* READING PASSAGE
-- BEGIN --

Moreover, let there be none of that eternal and unfounded fear that knowledge will cause the disappearance of the religious feeling. With profound conviction and judging by himself, Bacon said: “A little philosophy inclineth a man’s mind to atheism, but depth in philosophy bringeth a man’s mind about to religion.” Such is true philosophy, “subordinate to the object,” attentive to the object, listening to the voices of the world and only anxious to translate them into human language: “that is true philosophy which renders the voices of the world the most accurately possible, like an echo, which writes as if at the dictation of the world itself, adding nothing of its own, only repeating and _resounding_.”

And, as a man is always of his time, he believed in alchemy and in the possibility of transmuting base metals into gold. But note how he understood it: “To create a new nature in a given body or to produce new natures and to introduce them … he who is acquainted with the forms and modes of super-inducing yellowness, weight, ductility, fixity, fluidity, solution, and the rest, with their gradations and methods, will see and take care that these properties be united in some body, whence its transformation into gold may follow.” Modern chemistry, with scientific methods highly analogous to those which Bacon indicated or foresaw, has not made gold, which is not a very useful thing to do, but has done better.

THOMAS HOBBES.–At the end of the sixteenth century, another Englishman, Thomas Hobbes, began to think. He was, above all else, a literary man and a sociologist; he translated Thucydides and Homer, he wrote _Leviathan, or the Matter, Form, and Power of a Commonwealth_, which is a manual of despotism, demonstrating that all men in a natural state were beasts of prey with regard to one another, but that they escaped this unpleasant fate by submission to a prince who has all rights because he is perpetually saving his subjects from death, and who can therefore impose on them whatever he pleases, even scientific dogma or religious beliefs. Merely regarded as a philosopher, properly so called, Hobbes has an important position in the history of ideas. Like Francis Bacon, but more rigorously and authoritatively, he began by separating metaphysics and theology from philosophy. Philosophy is the art of thinking. That which is not sensible–mind, soul, God–cannot be thought: can only be believed; philosophy does not deny all that; merely it does not concern itself therewith. Here is the whole of positivism established in principle. What we can think is what we feel. Things are known to us only through sensations; a thought is a sensation, the human mind is a compound of sensations.

No; for I can think of a thing without hearing, seeing, feeling it, etc.

This is because we have memory, which is itself a sensation; it is a sensation which prolongs itself; to remember is to feel that one has felt; it is to feel a former sensation which the brain is able to preserve. We think only by combining current sensations with other current sensations, or much more often indeed, thanks to memory, by combining current sensations with older ones, or former sensations with each other. This is but a fragile basis for knowledge and thought, for sensation is only a modification of ourselves caused by an external object, and consequently gives us nothing at all of the external object, and of itself the external world is eternally unknown to us; but we combine with each other the illusions that the external world deposits in us through the delusive or doubtful intermediary of our senses.

-- END --

[Excerpts from a layout annotation set]
-- BEGIN --

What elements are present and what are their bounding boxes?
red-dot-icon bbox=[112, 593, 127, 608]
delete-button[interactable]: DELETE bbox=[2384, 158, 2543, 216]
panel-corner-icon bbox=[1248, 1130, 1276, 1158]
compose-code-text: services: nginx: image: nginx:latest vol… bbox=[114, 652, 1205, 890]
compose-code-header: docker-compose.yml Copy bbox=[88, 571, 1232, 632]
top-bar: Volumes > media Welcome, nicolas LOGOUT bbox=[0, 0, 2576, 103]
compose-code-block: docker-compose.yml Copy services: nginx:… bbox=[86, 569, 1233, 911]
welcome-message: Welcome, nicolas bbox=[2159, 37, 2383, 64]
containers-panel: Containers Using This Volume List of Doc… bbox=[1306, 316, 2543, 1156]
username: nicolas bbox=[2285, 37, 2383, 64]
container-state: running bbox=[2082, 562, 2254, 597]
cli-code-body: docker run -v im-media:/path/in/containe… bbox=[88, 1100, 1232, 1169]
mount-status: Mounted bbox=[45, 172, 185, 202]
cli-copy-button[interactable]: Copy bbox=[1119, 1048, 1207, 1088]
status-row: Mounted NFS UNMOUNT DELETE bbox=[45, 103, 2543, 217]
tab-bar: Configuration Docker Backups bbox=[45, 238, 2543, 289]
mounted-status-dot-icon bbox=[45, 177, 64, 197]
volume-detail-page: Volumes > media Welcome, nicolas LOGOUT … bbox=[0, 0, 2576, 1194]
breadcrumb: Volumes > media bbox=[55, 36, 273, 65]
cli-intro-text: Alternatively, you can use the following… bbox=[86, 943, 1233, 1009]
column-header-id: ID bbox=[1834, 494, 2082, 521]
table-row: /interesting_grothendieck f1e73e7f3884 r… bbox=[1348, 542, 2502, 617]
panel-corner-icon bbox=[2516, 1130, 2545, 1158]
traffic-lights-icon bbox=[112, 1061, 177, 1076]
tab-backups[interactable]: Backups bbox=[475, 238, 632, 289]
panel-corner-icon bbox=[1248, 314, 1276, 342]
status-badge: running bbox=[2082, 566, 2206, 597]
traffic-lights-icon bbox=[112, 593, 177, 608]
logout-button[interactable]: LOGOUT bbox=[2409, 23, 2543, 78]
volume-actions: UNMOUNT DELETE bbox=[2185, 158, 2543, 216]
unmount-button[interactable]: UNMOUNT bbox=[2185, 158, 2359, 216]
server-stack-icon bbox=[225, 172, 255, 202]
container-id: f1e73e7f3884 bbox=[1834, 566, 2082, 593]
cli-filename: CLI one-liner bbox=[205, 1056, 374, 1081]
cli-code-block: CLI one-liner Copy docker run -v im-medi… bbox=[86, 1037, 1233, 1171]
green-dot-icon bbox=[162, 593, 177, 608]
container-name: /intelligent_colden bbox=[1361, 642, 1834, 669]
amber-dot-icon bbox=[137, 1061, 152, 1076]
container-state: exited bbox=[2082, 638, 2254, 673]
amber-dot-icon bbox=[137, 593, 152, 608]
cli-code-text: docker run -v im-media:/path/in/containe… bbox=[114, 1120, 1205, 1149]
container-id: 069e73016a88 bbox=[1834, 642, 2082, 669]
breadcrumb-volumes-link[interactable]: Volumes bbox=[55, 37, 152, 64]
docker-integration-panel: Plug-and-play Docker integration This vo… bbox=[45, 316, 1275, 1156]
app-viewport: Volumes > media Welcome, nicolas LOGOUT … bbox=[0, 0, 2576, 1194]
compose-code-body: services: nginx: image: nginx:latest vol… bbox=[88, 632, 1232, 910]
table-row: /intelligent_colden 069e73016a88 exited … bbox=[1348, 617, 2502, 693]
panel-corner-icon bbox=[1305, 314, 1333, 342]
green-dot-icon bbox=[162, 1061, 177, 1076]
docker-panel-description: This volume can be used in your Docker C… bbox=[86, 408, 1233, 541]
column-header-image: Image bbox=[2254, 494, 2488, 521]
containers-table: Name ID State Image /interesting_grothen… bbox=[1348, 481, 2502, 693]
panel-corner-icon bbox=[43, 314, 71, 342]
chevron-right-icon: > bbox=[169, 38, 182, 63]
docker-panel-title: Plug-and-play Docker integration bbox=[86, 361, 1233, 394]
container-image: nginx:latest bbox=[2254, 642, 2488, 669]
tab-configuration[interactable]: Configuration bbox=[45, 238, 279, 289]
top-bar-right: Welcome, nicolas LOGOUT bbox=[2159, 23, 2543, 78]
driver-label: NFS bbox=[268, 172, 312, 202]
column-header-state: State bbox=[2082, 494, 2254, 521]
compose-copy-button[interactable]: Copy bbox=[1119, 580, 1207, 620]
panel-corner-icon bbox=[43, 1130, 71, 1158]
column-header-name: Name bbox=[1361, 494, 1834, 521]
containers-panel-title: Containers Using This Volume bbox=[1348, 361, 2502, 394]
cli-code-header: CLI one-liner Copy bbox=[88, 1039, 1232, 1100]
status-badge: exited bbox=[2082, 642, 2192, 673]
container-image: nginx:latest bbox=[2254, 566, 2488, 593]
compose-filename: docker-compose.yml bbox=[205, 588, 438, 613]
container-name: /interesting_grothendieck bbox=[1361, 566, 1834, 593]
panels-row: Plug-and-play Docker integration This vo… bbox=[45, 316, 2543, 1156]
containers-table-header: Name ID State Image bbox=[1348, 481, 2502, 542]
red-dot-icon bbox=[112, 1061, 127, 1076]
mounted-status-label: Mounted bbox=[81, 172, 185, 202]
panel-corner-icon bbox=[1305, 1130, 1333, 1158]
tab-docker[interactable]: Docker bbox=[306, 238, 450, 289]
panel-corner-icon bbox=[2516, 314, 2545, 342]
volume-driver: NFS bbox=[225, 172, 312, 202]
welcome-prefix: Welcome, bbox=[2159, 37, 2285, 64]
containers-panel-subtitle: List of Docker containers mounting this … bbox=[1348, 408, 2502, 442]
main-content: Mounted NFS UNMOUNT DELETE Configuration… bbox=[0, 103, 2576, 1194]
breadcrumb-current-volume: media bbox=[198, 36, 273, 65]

-- END --

* REQUIREMENT
In the passage on Bacon and Hobbes, which two authors did Hobbes translate?

* SOLUTION TO THE EXERCISE
Thucydides and Homer.